(Dataset entries)
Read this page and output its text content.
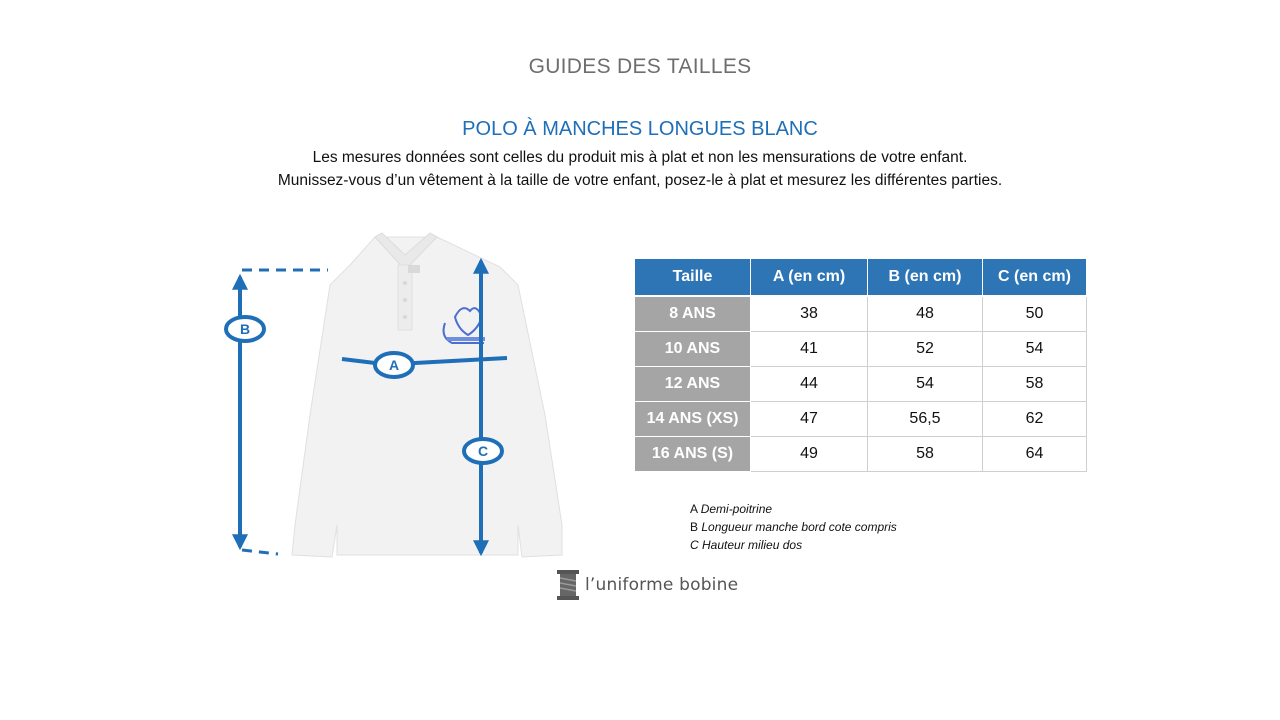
GUIDES DES TAILLES
POLO À MANCHES LONGUES BLANC
Les mesures données sont celles du produit mis à plat et non les mensurations de votre enfant.
Munissez-vous d’un vêtement à la taille de votre enfant, posez-le à plat et mesurez les différentes parties.
B
A
C
Taille	A (en cm)	B (en cm)	C (en cm)
8 ANS	38	48	50
10 ANS	41	52	54
12 ANS	44	54	58
14 ANS (XS)	47	56,5	62
16 ANS (S)	49	58	64
A Demi-poitrine
B Longueur manche bord cote compris
C Hauteur milieu dos
l’uniforme bobine
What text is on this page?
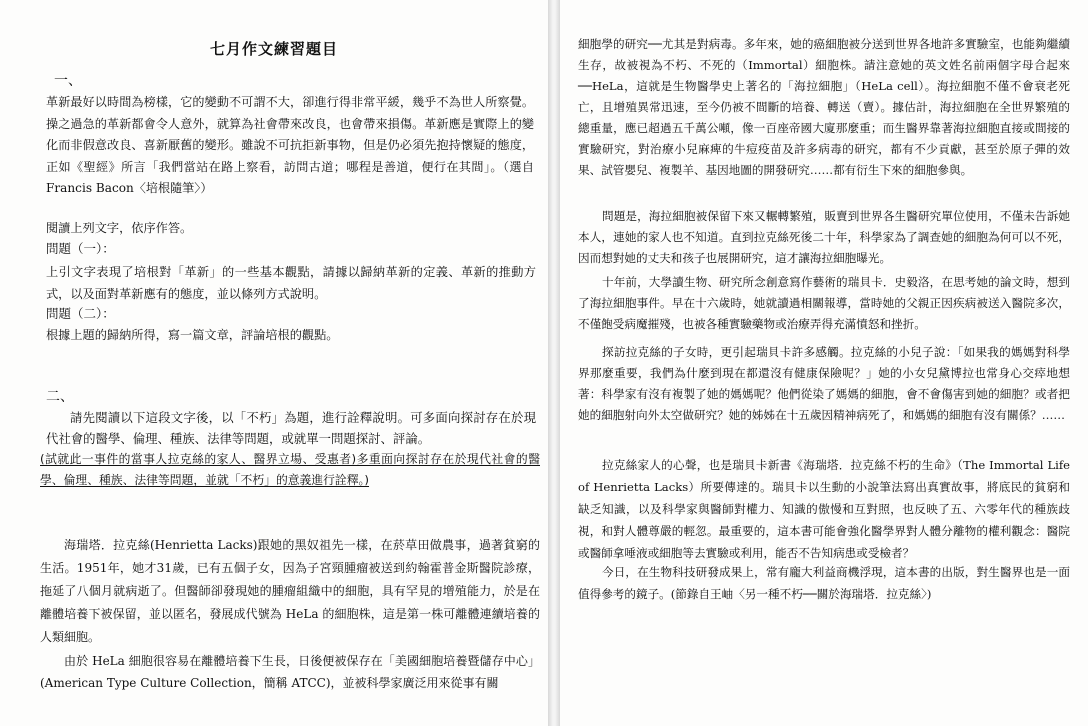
七月作文練習題目
一、

革新最好以時間為榜樣，它的變動不可謂不大，卻進行得非常平緩，幾乎不為世人所察覺。操之過急的革新都會令人意外，就算為社會帶來改良，也會帶來損傷。革新應是實際上的變化而非假意改良、喜新厭舊的變形。雖說不可抗拒新事物，但是仍必須先抱持懷疑的態度，正如《聖經》所言「我們當站在路上察看，訪問古道；哪程是善道，便行在其間」。（選自Francis Bacon〈培根隨筆〉）

閱讀上列文字，依序作答。

問題（一）：

上引文字表現了培根對「革新」的一些基本觀點，請據以歸納革新的定義、革新的推動方式，以及面對革新應有的態度，並以條列方式說明。

問題（二）：

根據上題的歸納所得，寫一篇文章，評論培根的觀點。

二、

請先閱讀以下這段文字後，以「不朽」為題，進行詮釋說明。可多面向探討存在於現代社會的醫學、倫理、種族、法律等問題，或就單一問題探討、評論。

(試就此一事件的當事人拉克絲的家人、醫界立場、受惠者)多重面向探討存在於現代社會的醫學、倫理、種族、法律等問題，並就「不朽」的意義進行詮釋。)

海瑞塔．拉克絲(Henrietta Lacks)跟她的黑奴祖先一樣，在菸草田做農事，過著貧窮的生活。1951年，她才31歲，已有五個子女，因為子宮頸腫瘤被送到約翰霍普金斯醫院診療，拖延了八個月就病逝了。但醫師卻發現她的腫瘤組織中的細胞，具有罕見的增殖能力，於是在離體培養下被保留，並以匿名，發展成代號為 HeLa 的細胞株，這是第一株可離體連續培養的人類細胞。

由於 HeLa 細胞很容易在離體培養下生長，日後便被保存在「美國細胞培養暨儲存中心」(American Type Culture Collection，簡稱 ATCC)，並被科學家廣泛用來從事有關

細胞學的研究──尤其是對病毒。多年來，她的癌細胞被分送到世界各地許多實驗室，也能夠繼續生存，故被視為不朽、不死的（Immortal）細胞株。請注意她的英文姓名前兩個字母合起來──HeLa，這就是生物醫學史上著名的「海拉細胞」（HeLa cell）。海拉細胞不僅不會衰老死亡，且增殖異常迅速，至今仍被不間斷的培養、轉送（賣）。據估計，海拉細胞在全世界繁殖的總重量，應已超過五千萬公噸，像一百座帝國大廈那麼重；而生醫界靠著海拉細胞直接或間接的實驗研究，對治療小兒麻痺的牛痘疫苗及許多病毒的研究，都有不少貢獻，甚至於原子彈的效果、試管嬰兒、複製羊、基因地圖的開發研究……都有衍生下來的細胞參與。

問題是，海拉細胞被保留下來又輾轉繁殖，販賣到世界各生醫研究單位使用，不僅未告訴她本人，連她的家人也不知道。直到拉克絲死後二十年，科學家為了調查她的細胞為何可以不死，因而想對她的丈夫和孩子也展開研究，這才讓海拉細胞曝光。

十年前，大學讀生物、研究所念創意寫作藝術的瑞貝卡．史毅洛，在思考她的論文時，想到了海拉細胞事件。早在十六歲時，她就讀過相關報導，當時她的父親正因疾病被送入醫院多次，不僅飽受病魔摧殘，也被各種實驗藥物或治療弄得充滿憤怒和挫折。

探訪拉克絲的子女時，更引起瑞貝卡許多感觸。拉克絲的小兒子說：「如果我的媽媽對科學界那麼重要，我們為什麼到現在都還沒有健康保險呢？」她的小女兒黛博拉也常身心交瘁地想著：科學家有沒有複製了她的媽媽呢？他們從染了媽媽的細胞，會不會傷害到她的細胞？或者把她的細胞射向外太空做研究？她的姊姊在十五歲因精神病死了，和媽媽的細胞有沒有關係？……

拉克絲家人的心聲，也是瑞貝卡新書《海瑞塔．拉克絲不朽的生命》（The Immortal Life of Henrietta Lacks）所要傳達的。瑞貝卡以生動的小說筆法寫出真實故事，將底民的貧窮和缺乏知識，以及科學家與醫師對權力、知識的傲慢和互對照，也反映了五、六零年代的種族歧視，和對人體尊嚴的輕忽。最重要的，這本書可能會強化醫學界對人體分離物的權利觀念：醫院或醫師拿唾液或細胞等去實驗或利用，能否不告知病患或受檢者？

今日，在生物科技研發成果上，常有龐大利益商機浮現，這本書的出版，對生醫界也是一面值得參考的鏡子。(節錄自王岫〈另一種不朽──關於海瑞塔．拉克絲〉)
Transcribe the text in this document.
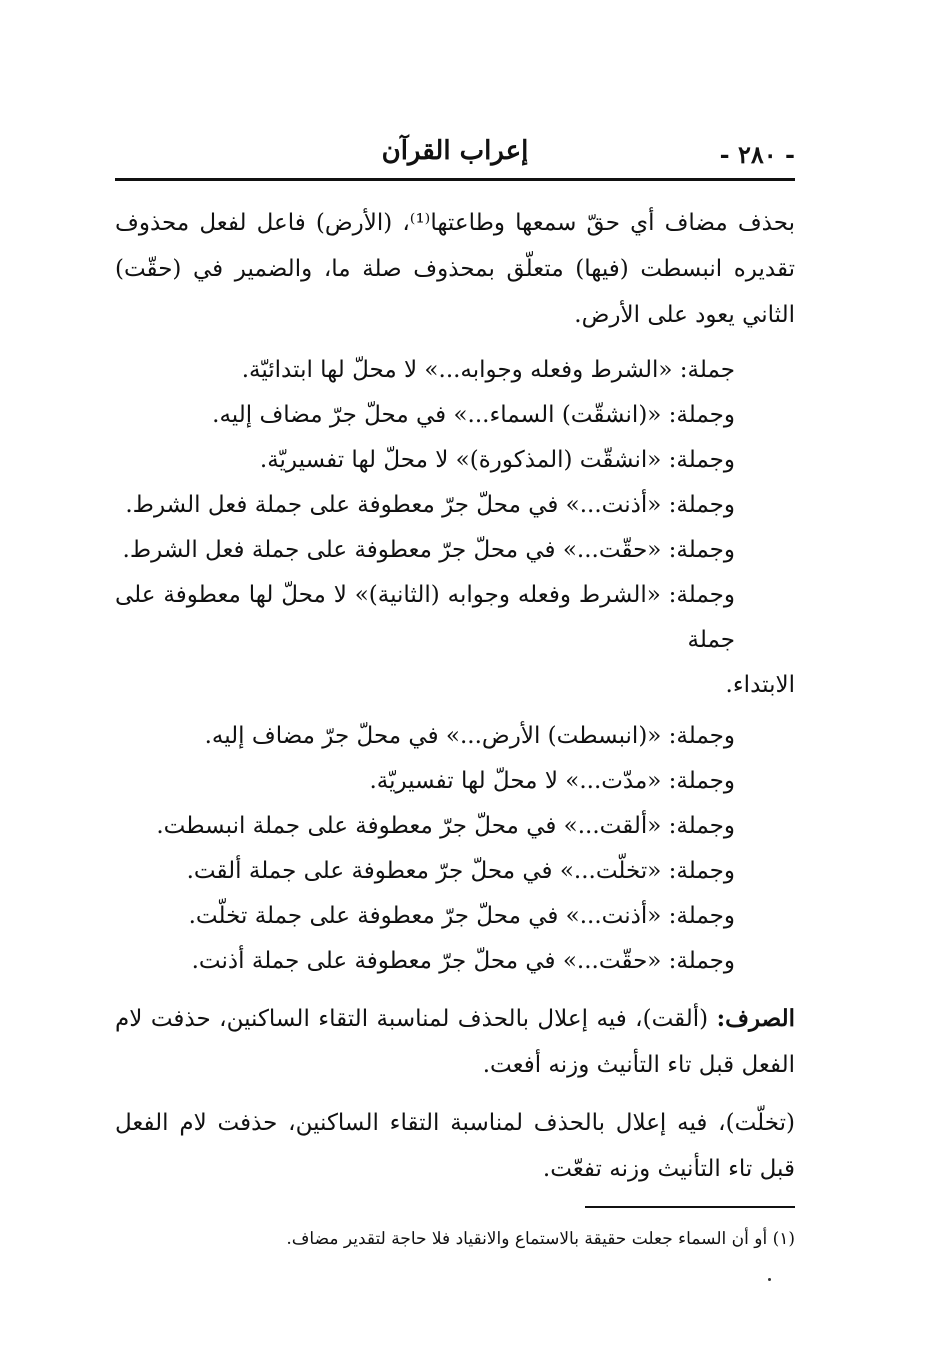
- ٢٨٠ -
إعراب القرآن

بحذف مضاف أي حقّ سمعها وطاعتها⁽¹⁾، (الأرض) فاعل لفعل محذوف تقديره انبسطت (فيها) متعلّق بمحذوف صلة ما، والضمير في (حقّت) الثاني يعود على الأرض.

جملة: «الشرط وفعله وجوابه...» لا محلّ لها ابتدائيّة.
وجملة: «(انشقّت) السماء...» في محلّ جرّ مضاف إليه.
وجملة: «انشقّت (المذكورة)» لا محلّ لها تفسيريّة.
وجملة: «أذنت...» في محلّ جرّ معطوفة على جملة فعل الشرط.
وجملة: «حقّت...» في محلّ جرّ معطوفة على جملة فعل الشرط.
وجملة: «الشرط وفعله وجوابه (الثانية)» لا محلّ لها معطوفة على جملة
الابتداء.
وجملة: «(انبسطت) الأرض...» في محلّ جرّ مضاف إليه.
وجملة: «مدّت...» لا محلّ لها تفسيريّة.
وجملة: «ألقت...» في محلّ جرّ معطوفة على جملة انبسطت.
وجملة: «تخلّت...» في محلّ جرّ معطوفة على جملة ألقت.
وجملة: «أذنت...» في محلّ جرّ معطوفة على جملة تخلّت.
وجملة: «حقّت...» في محلّ جرّ معطوفة على جملة أذنت.

الصرف: (ألقت)، فيه إعلال بالحذف لمناسبة التقاء الساكنين، حذفت لام الفعل قبل تاء التأنيث وزنه أفعت.

(تخلّت)، فيه إعلال بالحذف لمناسبة التقاء الساكنين، حذفت لام الفعل قبل تاء التأنيث وزنه تفعّت.

(١) أو أن السماء جعلت حقيقة بالاستماع والانقياد فلا حاجة لتقدير مضاف.
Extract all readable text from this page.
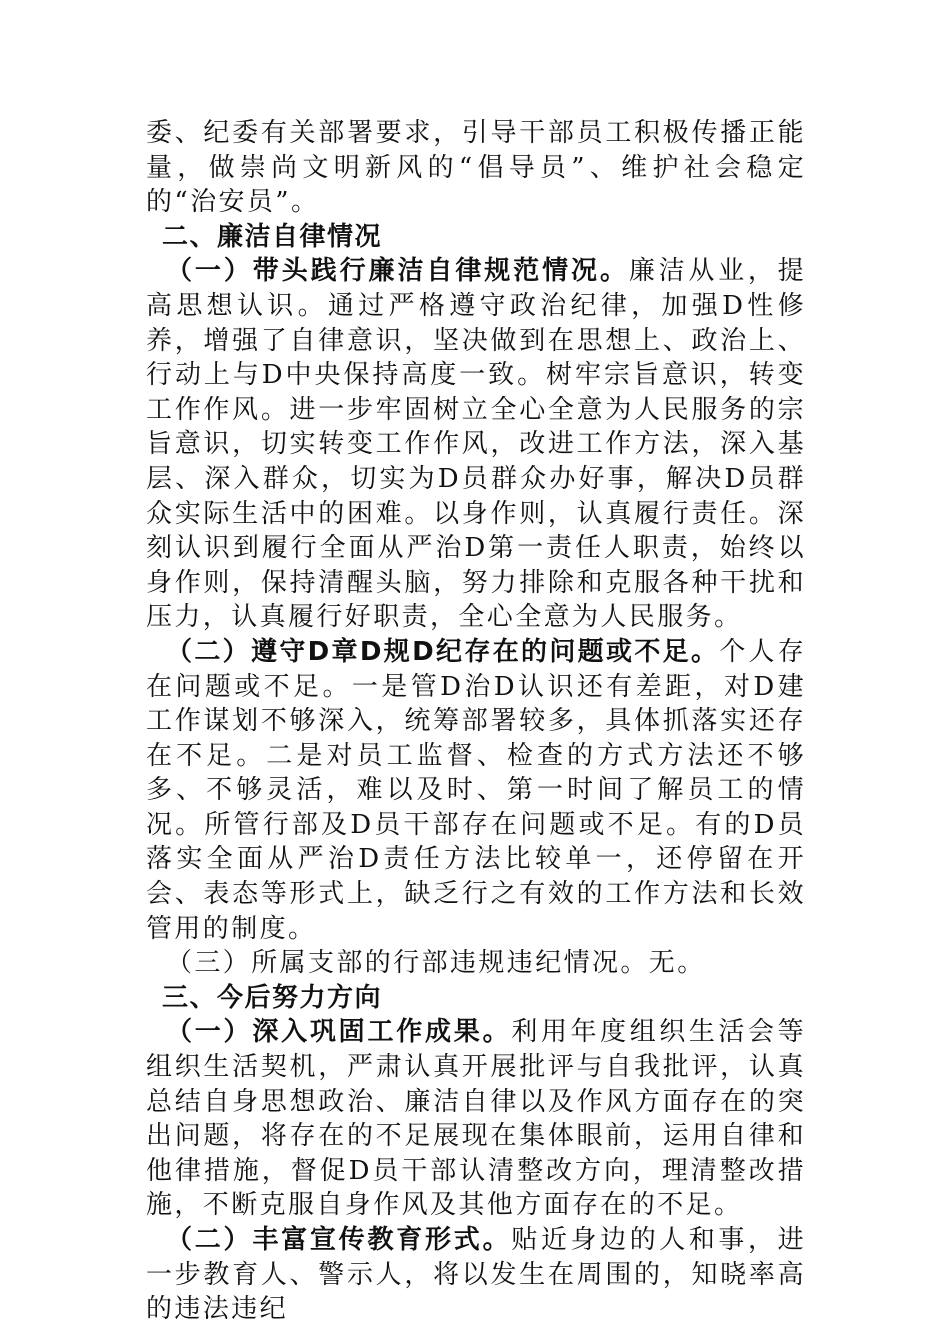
委、纪委有关部署要求，引导干部员工积极传播正能量，做崇尚文明新风的“倡导员”、维护社会稳定的“治安员”。

二、廉洁自律情况

（一）带头践行廉洁自律规范情况。廉洁从业，提高思想认识。通过严格遵守政治纪律，加强D性修养，增强了自律意识，坚决做到在思想上、政治上、行动上与D中央保持高度一致。树牢宗旨意识，转变工作作风。进一步牢固树立全心全意为人民服务的宗旨意识，切实转变工作作风，改进工作方法，深入基层、深入群众，切实为D员群众办好事，解决D员群众实际生活中的困难。以身作则，认真履行责任。深刻认识到履行全面从严治D第一责任人职责，始终以身作则，保持清醒头脑，努力排除和克服各种干扰和压力，认真履行好职责，全心全意为人民服务。

（二）遵守D章D规D纪存在的问题或不足。个人存在问题或不足。一是管D治D认识还有差距，对D建工作谋划不够深入，统筹部署较多，具体抓落实还存在不足。二是对员工监督、检查的方式方法还不够多、不够灵活，难以及时、第一时间了解员工的情况。所管行部及D员干部存在问题或不足。有的D员落实全面从严治D责任方法比较单一，还停留在开会、表态等形式上，缺乏行之有效的工作方法和长效管用的制度。

（三）所属支部的行部违规违纪情况。无。

三、今后努力方向

（一）深入巩固工作成果。利用年度组织生活会等组织生活契机，严肃认真开展批评与自我批评，认真总结自身思想政治、廉洁自律以及作风方面存在的突出问题，将存在的不足展现在集体眼前，运用自律和他律措施，督促D员干部认清整改方向，理清整改措施，不断克服自身作风及其他方面存在的不足。

（二）丰富宣传教育形式。贴近身边的人和事，进一步教育人、警示人，将以发生在周围的，知晓率高的违法违纪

**EXERCISE BRIEF:** Track down every line holding the string "إعلال" and copy it.

**EXERCISE RESPONSE:**
الصرف: (ألقت)، فيه إعلال بالحذف لمناسبة التقاء الساكنين، حذفت لام الفعل قبل تاء التأنيث وزنه أفعت.
(تخلّت)، فيه إعلال بالحذف لمناسبة التقاء الساكنين، حذفت لام الفعل قبل تاء التأنيث وزنه تفعّت.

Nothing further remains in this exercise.